» The request
Filter the entries below, keeping every line that has the word "forward".
--- start ---
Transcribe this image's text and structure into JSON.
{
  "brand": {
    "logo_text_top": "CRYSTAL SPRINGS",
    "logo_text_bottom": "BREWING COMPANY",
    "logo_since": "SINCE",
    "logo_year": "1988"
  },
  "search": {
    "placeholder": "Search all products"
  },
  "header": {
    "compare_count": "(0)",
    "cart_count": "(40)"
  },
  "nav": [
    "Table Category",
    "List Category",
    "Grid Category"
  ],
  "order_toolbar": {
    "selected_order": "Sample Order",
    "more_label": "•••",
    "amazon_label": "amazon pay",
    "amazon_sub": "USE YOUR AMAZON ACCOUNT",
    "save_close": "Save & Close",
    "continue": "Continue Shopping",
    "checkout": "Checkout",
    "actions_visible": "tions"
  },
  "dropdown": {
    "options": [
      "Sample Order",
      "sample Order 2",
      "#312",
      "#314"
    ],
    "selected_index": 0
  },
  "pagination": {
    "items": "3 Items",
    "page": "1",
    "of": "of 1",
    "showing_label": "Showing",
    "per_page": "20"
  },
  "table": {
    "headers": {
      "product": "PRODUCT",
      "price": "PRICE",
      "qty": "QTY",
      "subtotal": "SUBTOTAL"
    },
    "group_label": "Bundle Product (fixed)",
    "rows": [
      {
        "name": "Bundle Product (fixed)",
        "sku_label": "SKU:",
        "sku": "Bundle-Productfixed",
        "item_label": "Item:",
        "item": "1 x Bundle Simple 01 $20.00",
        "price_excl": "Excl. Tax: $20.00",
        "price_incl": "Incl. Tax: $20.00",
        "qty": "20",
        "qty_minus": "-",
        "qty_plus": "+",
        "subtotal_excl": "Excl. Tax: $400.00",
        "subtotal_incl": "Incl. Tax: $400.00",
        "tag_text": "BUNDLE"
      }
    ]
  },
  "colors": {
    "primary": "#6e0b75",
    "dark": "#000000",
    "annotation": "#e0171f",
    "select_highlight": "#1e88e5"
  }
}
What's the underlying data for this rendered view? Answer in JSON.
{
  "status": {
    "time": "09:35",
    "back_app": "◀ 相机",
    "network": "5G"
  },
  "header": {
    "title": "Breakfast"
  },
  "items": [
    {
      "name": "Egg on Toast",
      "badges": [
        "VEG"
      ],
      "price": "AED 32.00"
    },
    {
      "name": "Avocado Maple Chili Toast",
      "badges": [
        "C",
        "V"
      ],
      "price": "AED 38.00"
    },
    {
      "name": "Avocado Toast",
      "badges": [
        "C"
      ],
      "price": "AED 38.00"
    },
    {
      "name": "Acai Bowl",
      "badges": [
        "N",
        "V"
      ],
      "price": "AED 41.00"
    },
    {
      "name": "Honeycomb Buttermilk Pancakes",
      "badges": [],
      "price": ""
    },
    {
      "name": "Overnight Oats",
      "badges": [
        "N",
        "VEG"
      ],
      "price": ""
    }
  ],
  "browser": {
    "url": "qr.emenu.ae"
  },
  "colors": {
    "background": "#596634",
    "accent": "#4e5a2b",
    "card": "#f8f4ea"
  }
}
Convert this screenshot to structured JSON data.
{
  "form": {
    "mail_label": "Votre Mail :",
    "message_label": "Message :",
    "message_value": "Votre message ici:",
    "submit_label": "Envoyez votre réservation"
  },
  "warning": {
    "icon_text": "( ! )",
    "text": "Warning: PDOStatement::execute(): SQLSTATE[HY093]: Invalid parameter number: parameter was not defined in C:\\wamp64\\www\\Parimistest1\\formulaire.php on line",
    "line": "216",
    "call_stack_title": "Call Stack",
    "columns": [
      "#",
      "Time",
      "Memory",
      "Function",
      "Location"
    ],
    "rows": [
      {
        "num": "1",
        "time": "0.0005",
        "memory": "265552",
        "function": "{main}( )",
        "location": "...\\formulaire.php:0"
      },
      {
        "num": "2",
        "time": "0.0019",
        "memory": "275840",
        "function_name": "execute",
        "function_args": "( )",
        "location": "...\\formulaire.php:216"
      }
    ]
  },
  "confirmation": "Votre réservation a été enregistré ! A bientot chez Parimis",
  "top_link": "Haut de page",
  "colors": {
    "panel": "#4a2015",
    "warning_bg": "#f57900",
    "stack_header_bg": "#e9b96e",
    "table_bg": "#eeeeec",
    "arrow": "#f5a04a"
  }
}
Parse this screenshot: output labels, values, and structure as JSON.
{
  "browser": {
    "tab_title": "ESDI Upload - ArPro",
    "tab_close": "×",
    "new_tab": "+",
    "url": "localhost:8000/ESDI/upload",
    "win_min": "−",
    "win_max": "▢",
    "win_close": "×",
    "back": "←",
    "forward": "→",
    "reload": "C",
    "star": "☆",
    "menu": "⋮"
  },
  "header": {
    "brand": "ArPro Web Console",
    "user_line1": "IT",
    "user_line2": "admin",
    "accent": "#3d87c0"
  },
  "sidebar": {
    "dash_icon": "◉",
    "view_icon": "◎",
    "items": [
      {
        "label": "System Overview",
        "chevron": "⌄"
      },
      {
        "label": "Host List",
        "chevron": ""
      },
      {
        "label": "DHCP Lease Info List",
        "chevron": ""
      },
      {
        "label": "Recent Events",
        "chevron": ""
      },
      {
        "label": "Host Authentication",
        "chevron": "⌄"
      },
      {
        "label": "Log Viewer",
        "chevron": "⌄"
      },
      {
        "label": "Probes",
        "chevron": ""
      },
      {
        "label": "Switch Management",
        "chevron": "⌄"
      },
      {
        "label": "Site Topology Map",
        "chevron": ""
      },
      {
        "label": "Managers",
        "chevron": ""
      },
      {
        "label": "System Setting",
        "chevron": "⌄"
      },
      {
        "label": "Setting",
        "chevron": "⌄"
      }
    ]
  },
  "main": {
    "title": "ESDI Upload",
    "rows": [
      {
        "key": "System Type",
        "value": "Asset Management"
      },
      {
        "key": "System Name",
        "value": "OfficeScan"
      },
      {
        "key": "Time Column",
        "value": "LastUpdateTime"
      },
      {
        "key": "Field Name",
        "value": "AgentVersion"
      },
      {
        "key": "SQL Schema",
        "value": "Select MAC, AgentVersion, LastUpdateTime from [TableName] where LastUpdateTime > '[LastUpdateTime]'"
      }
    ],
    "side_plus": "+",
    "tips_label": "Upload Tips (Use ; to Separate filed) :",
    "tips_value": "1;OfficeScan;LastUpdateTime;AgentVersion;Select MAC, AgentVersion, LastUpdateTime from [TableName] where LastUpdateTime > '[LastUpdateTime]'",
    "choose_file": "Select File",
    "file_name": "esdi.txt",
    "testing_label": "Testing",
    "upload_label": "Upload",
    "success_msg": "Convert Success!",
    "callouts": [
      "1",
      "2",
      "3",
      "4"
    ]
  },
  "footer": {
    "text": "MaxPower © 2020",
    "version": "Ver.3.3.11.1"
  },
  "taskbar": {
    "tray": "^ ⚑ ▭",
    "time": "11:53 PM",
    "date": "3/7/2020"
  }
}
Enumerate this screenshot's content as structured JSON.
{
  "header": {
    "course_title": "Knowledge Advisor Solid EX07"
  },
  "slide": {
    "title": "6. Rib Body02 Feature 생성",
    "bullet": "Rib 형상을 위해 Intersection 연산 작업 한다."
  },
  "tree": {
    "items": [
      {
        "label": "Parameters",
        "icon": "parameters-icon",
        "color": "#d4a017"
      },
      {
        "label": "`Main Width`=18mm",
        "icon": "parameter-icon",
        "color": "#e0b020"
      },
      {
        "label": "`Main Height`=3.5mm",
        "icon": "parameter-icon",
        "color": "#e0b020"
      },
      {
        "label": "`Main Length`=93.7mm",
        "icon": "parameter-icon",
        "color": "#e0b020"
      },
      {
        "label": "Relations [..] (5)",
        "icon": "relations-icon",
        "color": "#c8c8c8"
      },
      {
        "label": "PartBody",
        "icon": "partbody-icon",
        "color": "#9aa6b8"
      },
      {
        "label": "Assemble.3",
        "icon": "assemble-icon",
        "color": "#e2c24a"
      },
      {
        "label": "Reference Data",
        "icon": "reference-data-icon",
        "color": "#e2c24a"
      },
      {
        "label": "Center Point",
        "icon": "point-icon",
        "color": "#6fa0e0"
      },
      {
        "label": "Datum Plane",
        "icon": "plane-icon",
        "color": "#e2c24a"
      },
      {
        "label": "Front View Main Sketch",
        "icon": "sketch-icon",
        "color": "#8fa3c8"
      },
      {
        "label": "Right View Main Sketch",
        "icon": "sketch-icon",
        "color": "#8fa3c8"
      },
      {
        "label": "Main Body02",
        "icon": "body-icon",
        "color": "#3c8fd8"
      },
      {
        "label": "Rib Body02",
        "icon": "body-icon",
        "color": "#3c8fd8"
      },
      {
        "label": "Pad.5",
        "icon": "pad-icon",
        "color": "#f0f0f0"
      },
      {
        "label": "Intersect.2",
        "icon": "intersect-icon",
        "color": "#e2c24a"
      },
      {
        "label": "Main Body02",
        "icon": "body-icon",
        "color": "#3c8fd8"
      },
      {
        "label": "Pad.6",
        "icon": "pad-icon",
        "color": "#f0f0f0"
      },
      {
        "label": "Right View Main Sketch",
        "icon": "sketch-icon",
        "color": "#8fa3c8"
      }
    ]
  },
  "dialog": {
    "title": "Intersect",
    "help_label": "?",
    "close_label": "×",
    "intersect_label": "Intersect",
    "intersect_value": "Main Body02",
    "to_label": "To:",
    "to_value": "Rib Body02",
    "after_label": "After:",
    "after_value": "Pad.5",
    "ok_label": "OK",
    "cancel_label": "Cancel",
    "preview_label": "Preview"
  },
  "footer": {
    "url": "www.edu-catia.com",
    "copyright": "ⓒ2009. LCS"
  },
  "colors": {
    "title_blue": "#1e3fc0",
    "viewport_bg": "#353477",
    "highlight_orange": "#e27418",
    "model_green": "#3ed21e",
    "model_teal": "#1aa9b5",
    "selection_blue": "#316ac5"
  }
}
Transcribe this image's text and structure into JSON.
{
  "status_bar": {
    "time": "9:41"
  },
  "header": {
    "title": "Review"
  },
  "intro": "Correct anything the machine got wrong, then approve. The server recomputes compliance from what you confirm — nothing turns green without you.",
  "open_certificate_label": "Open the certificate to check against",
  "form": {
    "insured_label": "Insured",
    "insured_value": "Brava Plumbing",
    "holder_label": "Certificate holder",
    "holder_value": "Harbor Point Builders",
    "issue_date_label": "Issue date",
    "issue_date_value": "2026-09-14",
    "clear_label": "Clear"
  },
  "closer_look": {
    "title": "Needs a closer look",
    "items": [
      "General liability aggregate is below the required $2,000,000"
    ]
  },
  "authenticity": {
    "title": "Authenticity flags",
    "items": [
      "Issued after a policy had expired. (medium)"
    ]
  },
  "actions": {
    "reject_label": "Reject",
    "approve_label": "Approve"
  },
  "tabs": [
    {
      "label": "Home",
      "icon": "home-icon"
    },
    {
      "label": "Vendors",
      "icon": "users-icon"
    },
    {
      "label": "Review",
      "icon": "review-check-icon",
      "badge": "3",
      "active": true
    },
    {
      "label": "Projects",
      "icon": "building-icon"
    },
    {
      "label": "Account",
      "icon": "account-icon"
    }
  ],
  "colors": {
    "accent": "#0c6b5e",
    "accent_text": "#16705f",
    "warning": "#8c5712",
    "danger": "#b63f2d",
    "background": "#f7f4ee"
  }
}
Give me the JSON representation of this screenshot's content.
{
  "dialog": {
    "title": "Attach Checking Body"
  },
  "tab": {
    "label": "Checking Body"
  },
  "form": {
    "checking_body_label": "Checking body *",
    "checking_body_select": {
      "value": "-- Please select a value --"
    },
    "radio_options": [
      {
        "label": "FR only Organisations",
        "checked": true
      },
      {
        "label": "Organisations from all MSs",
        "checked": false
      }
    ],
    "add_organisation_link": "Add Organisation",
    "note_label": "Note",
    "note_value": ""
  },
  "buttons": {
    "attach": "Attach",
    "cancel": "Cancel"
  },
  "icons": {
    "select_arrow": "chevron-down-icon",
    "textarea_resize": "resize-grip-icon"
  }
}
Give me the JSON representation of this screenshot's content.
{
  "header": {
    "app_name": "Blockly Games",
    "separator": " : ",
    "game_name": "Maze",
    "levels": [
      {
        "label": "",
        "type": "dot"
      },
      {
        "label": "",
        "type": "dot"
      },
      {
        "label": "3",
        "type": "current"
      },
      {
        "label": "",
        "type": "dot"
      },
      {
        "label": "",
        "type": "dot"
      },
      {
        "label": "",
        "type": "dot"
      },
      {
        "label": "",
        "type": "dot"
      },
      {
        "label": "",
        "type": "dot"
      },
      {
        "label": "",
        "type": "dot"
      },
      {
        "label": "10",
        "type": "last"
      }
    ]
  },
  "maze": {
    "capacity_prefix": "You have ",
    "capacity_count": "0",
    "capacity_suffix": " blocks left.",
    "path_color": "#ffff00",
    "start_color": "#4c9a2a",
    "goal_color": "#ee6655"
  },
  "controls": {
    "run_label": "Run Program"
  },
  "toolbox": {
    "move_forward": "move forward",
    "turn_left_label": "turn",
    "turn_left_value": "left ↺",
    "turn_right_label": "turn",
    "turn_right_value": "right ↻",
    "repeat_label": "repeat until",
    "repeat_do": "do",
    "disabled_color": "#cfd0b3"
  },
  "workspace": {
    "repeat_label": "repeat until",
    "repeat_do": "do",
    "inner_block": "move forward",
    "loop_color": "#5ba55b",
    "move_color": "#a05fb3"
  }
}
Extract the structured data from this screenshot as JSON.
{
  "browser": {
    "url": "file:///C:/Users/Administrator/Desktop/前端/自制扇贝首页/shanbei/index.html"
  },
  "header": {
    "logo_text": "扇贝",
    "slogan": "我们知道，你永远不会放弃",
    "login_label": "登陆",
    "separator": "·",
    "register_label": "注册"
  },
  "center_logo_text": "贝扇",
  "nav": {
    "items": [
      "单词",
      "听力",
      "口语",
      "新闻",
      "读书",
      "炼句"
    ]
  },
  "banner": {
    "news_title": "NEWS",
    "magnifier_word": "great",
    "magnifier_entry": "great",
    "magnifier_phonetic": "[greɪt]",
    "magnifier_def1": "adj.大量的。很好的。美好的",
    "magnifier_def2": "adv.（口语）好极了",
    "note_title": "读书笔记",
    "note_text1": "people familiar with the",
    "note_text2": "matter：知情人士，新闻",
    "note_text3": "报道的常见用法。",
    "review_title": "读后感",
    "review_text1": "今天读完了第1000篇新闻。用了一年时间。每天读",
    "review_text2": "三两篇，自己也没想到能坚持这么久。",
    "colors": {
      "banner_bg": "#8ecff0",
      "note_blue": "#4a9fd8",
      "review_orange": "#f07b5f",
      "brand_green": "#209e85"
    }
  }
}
--- end ---
» Written response
    "forward": "→",
    "move_forward": "move forward",
    "inner_block": "move forward",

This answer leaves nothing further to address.